• **Record set**:
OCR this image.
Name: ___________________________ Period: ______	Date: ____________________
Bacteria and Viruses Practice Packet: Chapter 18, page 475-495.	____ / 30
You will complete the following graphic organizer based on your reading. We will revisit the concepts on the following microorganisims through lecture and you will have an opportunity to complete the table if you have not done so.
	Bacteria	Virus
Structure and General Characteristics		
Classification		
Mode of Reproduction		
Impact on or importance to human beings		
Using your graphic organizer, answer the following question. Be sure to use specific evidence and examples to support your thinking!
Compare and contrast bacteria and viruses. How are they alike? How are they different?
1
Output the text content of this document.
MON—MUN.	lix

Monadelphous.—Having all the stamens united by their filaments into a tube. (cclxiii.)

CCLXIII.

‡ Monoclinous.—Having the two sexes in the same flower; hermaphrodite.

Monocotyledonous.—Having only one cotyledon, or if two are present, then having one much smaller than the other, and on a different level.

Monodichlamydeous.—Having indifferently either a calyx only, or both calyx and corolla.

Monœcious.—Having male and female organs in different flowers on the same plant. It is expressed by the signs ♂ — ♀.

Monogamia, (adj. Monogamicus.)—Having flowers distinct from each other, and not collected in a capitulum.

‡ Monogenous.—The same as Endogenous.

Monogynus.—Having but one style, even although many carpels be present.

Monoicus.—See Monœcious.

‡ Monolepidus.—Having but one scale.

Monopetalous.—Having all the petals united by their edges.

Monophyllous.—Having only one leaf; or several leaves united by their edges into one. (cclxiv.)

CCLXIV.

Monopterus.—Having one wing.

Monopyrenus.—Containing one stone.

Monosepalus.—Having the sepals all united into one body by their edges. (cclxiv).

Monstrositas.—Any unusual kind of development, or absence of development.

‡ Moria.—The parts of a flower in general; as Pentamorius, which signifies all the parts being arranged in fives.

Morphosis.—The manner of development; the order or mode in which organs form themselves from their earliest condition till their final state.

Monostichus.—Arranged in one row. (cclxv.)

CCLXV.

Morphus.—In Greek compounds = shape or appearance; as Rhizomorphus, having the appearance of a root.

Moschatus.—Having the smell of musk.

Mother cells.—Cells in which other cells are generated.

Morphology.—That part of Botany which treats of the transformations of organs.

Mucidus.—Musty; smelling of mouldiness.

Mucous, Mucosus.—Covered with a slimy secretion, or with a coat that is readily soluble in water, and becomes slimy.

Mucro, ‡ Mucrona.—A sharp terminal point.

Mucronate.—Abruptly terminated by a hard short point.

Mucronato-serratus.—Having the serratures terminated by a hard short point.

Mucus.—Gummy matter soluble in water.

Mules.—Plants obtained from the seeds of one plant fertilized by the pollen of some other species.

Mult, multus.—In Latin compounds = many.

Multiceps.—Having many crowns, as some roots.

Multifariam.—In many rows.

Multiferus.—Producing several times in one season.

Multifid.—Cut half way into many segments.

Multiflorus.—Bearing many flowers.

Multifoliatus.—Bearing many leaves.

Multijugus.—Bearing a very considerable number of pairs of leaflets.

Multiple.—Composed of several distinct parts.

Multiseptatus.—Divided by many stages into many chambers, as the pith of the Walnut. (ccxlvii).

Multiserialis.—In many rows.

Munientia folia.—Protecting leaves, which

• **Work instructions**: Copy the lines from the entries above in which the word "terminated" appears.

• **Response to this task**:
Mucronate.—Abruptly terminated by a hard short point.
Mucronato-serratus.—Having the serratures terminated by a hard short point.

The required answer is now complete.